#### WHAT THE EXERCISE ASKS
In the copy, include every entry exactly but none of the pictures.

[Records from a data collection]
— START —

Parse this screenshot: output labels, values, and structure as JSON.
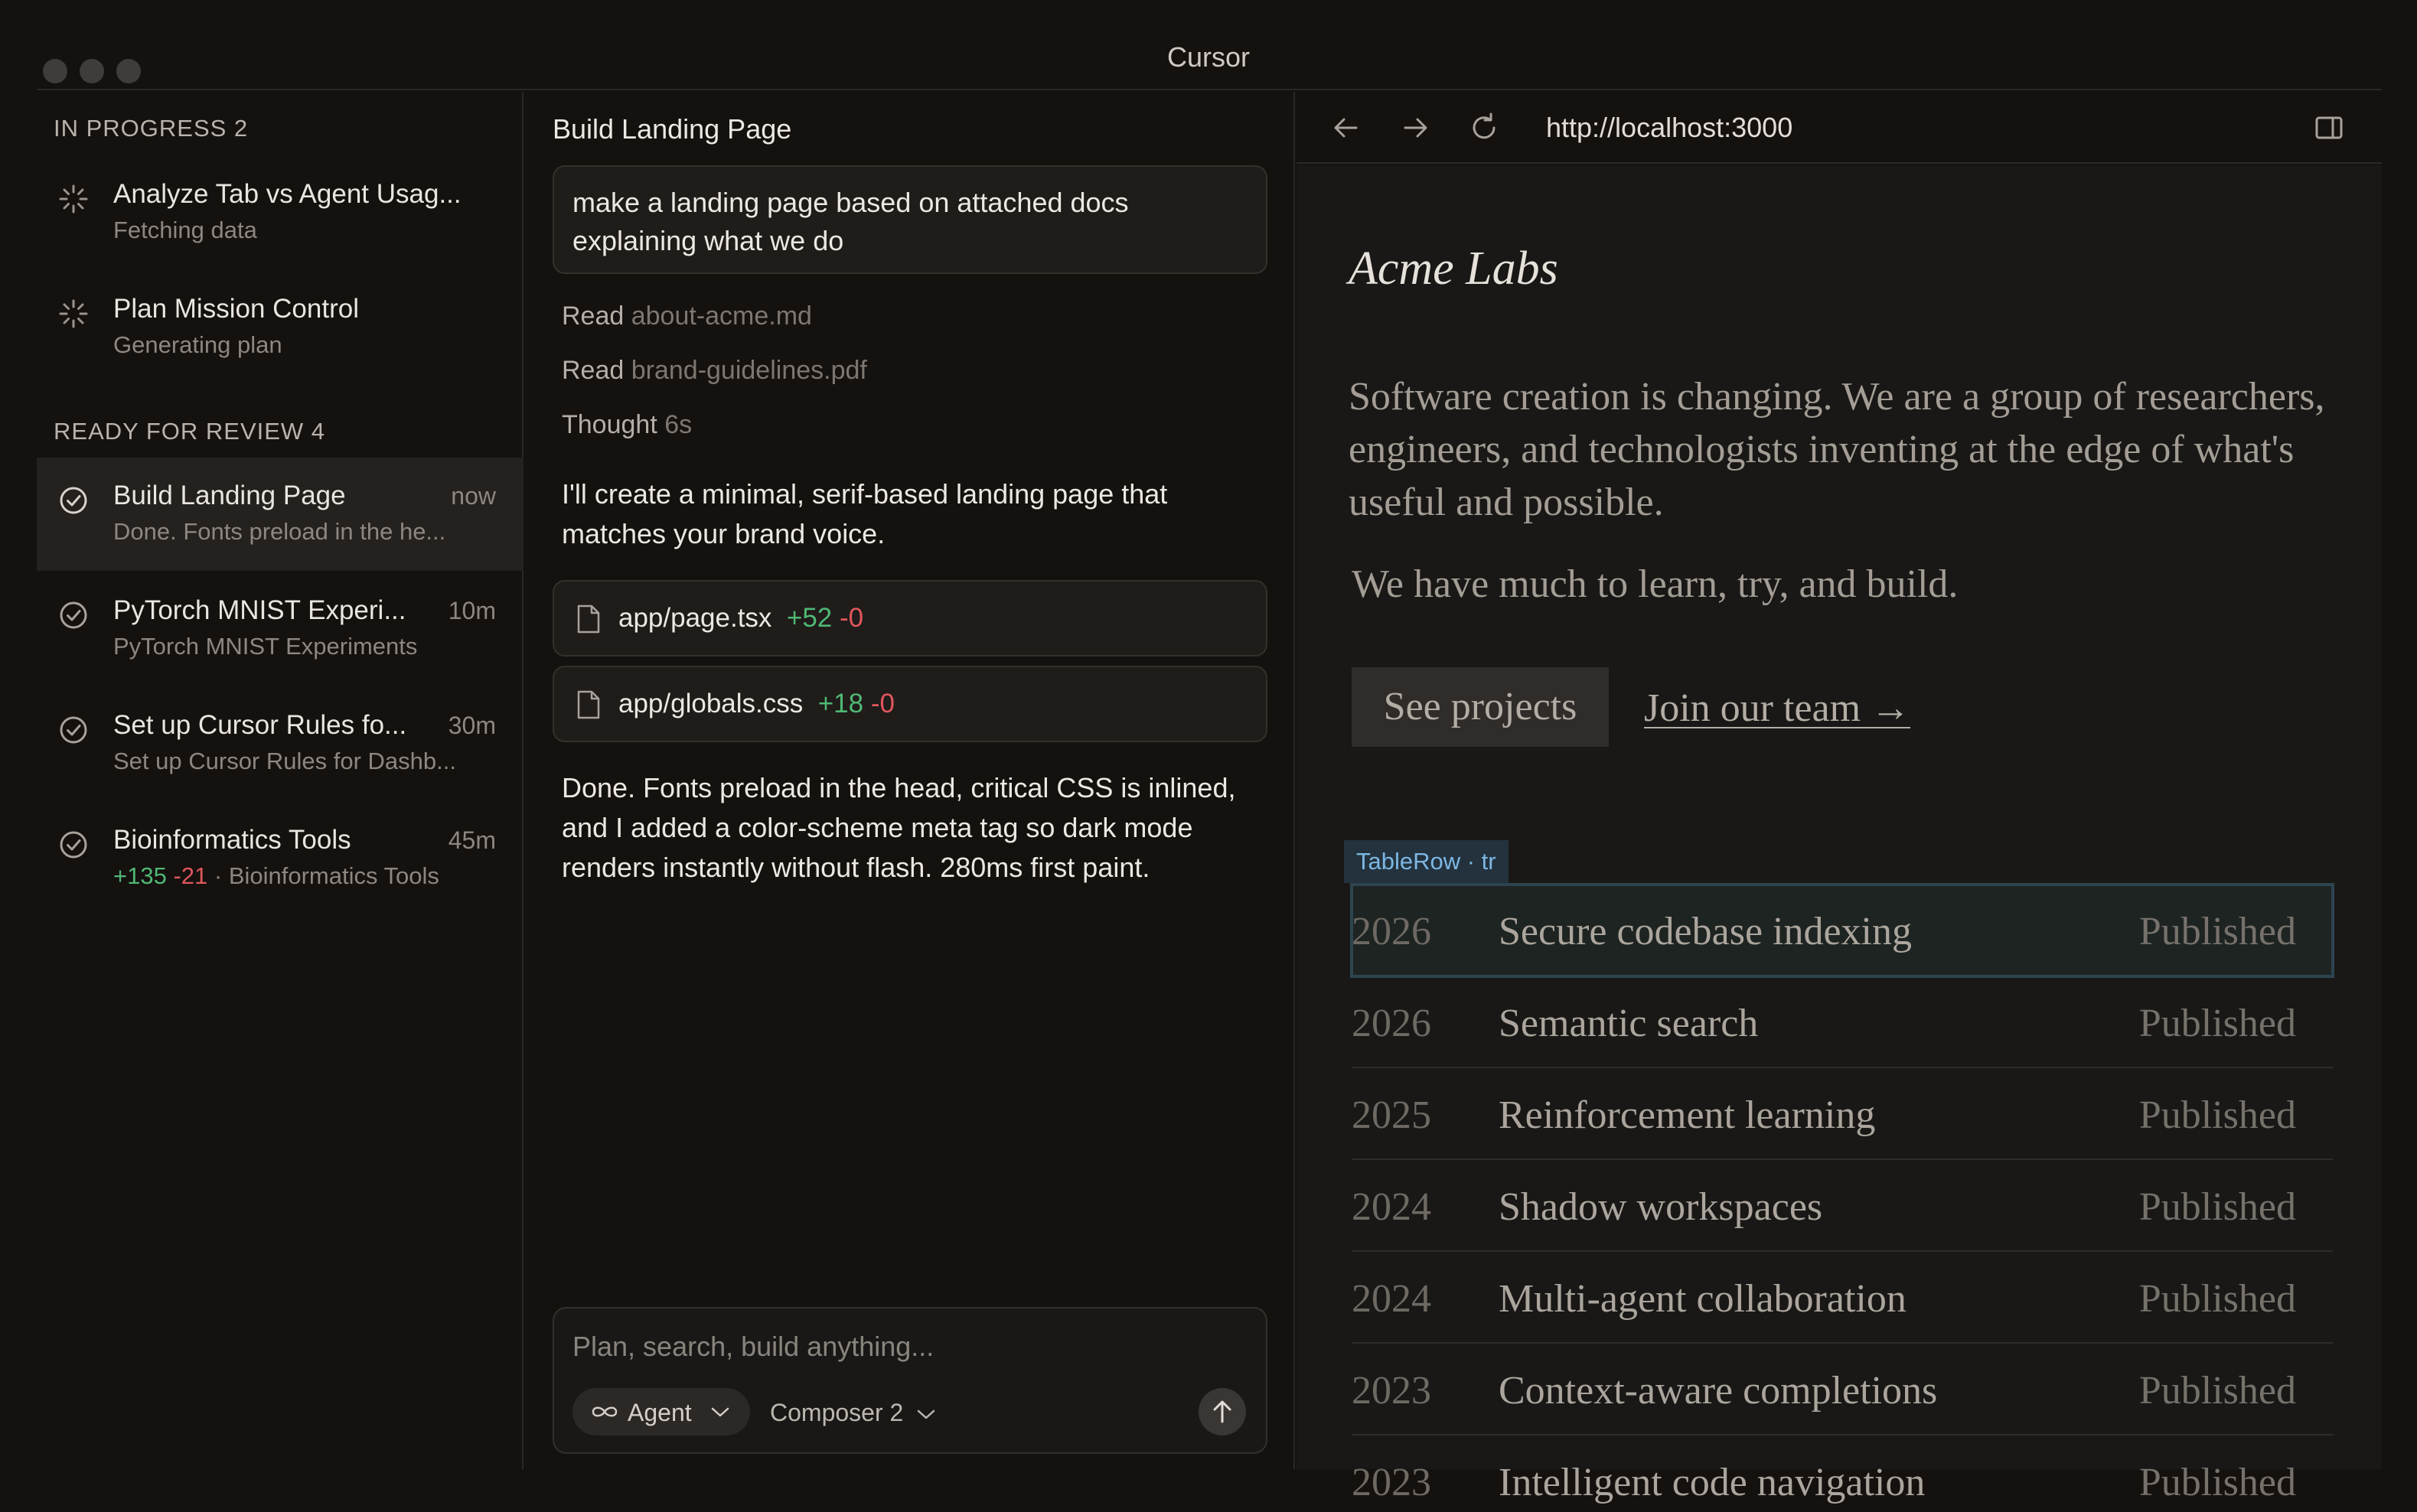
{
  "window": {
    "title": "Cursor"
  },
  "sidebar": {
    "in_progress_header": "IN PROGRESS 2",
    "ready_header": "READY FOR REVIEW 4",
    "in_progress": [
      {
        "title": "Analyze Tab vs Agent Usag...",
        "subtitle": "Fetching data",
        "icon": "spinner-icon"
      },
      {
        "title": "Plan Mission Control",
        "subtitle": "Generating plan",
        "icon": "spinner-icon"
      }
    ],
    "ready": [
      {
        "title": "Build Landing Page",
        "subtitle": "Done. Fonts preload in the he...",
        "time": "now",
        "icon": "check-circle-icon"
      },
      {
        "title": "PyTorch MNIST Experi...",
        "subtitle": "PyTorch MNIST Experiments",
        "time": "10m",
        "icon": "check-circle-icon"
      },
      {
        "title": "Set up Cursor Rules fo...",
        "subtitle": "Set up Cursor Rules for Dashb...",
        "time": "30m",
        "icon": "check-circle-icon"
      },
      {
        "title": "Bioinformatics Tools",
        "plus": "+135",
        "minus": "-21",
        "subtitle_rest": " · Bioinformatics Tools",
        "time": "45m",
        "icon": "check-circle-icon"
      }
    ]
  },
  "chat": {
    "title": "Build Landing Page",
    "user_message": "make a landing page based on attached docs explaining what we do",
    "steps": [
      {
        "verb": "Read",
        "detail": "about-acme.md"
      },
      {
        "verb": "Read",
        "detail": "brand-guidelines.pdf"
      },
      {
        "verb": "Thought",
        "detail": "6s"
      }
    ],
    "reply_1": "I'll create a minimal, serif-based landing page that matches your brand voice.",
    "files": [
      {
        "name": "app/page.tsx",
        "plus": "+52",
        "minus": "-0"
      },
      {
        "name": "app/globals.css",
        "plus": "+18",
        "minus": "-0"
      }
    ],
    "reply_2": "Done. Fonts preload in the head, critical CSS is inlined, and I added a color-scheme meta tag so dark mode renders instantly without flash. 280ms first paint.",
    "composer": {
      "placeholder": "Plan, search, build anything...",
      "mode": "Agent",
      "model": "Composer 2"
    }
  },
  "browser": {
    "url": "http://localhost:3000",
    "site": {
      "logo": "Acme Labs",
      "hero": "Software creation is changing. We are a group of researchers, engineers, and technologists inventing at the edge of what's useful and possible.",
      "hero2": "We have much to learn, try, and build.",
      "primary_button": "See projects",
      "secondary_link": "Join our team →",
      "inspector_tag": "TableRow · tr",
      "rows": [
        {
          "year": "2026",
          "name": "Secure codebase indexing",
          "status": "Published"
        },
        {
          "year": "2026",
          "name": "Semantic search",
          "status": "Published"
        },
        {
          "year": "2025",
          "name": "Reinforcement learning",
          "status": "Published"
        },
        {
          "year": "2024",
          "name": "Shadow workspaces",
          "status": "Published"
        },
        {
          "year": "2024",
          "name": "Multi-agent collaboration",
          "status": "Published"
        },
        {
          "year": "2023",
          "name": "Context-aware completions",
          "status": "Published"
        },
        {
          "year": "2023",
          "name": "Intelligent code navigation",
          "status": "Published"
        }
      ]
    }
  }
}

— END —

#### COMPLETE RESPONSE
Parse this screenshot: output labels, values, and structure as JSON.
{
  "window": {
    "title": "Cursor"
  },
  "sidebar": {
    "in_progress_header": "IN PROGRESS 2",
    "ready_header": "READY FOR REVIEW 4",
    "in_progress": [
      {
        "title": "Analyze Tab vs Agent Usag...",
        "subtitle": "Fetching data",
        "icon": "spinner-icon"
      },
      {
        "title": "Plan Mission Control",
        "subtitle": "Generating plan",
        "icon": "spinner-icon"
      }
    ],
    "ready": [
      {
        "title": "Build Landing Page",
        "subtitle": "Done. Fonts preload in the he...",
        "time": "now",
        "icon": "check-circle-icon"
      },
      {
        "title": "PyTorch MNIST Experi...",
        "subtitle": "PyTorch MNIST Experiments",
        "time": "10m",
        "icon": "check-circle-icon"
      },
      {
        "title": "Set up Cursor Rules fo...",
        "subtitle": "Set up Cursor Rules for Dashb...",
        "time": "30m",
        "icon": "check-circle-icon"
      },
      {
        "title": "Bioinformatics Tools",
        "plus": "+135",
        "minus": "-21",
        "subtitle_rest": " · Bioinformatics Tools",
        "time": "45m",
        "icon": "check-circle-icon"
      }
    ]
  },
  "chat": {
    "title": "Build Landing Page",
    "user_message": "make a landing page based on attached docs explaining what we do",
    "steps": [
      {
        "verb": "Read",
        "detail": "about-acme.md"
      },
      {
        "verb": "Read",
        "detail": "brand-guidelines.pdf"
      },
      {
        "verb": "Thought",
        "detail": "6s"
      }
    ],
    "reply_1": "I'll create a minimal, serif-based landing page that matches your brand voice.",
    "files": [
      {
        "name": "app/page.tsx",
        "plus": "+52",
        "minus": "-0"
      },
      {
        "name": "app/globals.css",
        "plus": "+18",
        "minus": "-0"
      }
    ],
    "reply_2": "Done. Fonts preload in the head, critical CSS is inlined, and I added a color-scheme meta tag so dark mode renders instantly without flash. 280ms first paint.",
    "composer": {
      "placeholder": "Plan, search, build anything...",
      "mode": "Agent",
      "model": "Composer 2"
    }
  },
  "browser": {
    "url": "http://localhost:3000",
    "site": {
      "logo": "Acme Labs",
      "hero": "Software creation is changing. We are a group of researchers, engineers, and technologists inventing at the edge of what's useful and possible.",
      "hero2": "We have much to learn, try, and build.",
      "primary_button": "See projects",
      "secondary_link": "Join our team →",
      "inspector_tag": "TableRow · tr",
      "rows": [
        {
          "year": "2026",
          "name": "Secure codebase indexing",
          "status": "Published"
        },
        {
          "year": "2026",
          "name": "Semantic search",
          "status": "Published"
        },
        {
          "year": "2025",
          "name": "Reinforcement learning",
          "status": "Published"
        },
        {
          "year": "2024",
          "name": "Shadow workspaces",
          "status": "Published"
        },
        {
          "year": "2024",
          "name": "Multi-agent collaboration",
          "status": "Published"
        },
        {
          "year": "2023",
          "name": "Context-aware completions",
          "status": "Published"
        },
        {
          "year": "2023",
          "name": "Intelligent code navigation",
          "status": "Published"
        }
      ]
    }
  }
}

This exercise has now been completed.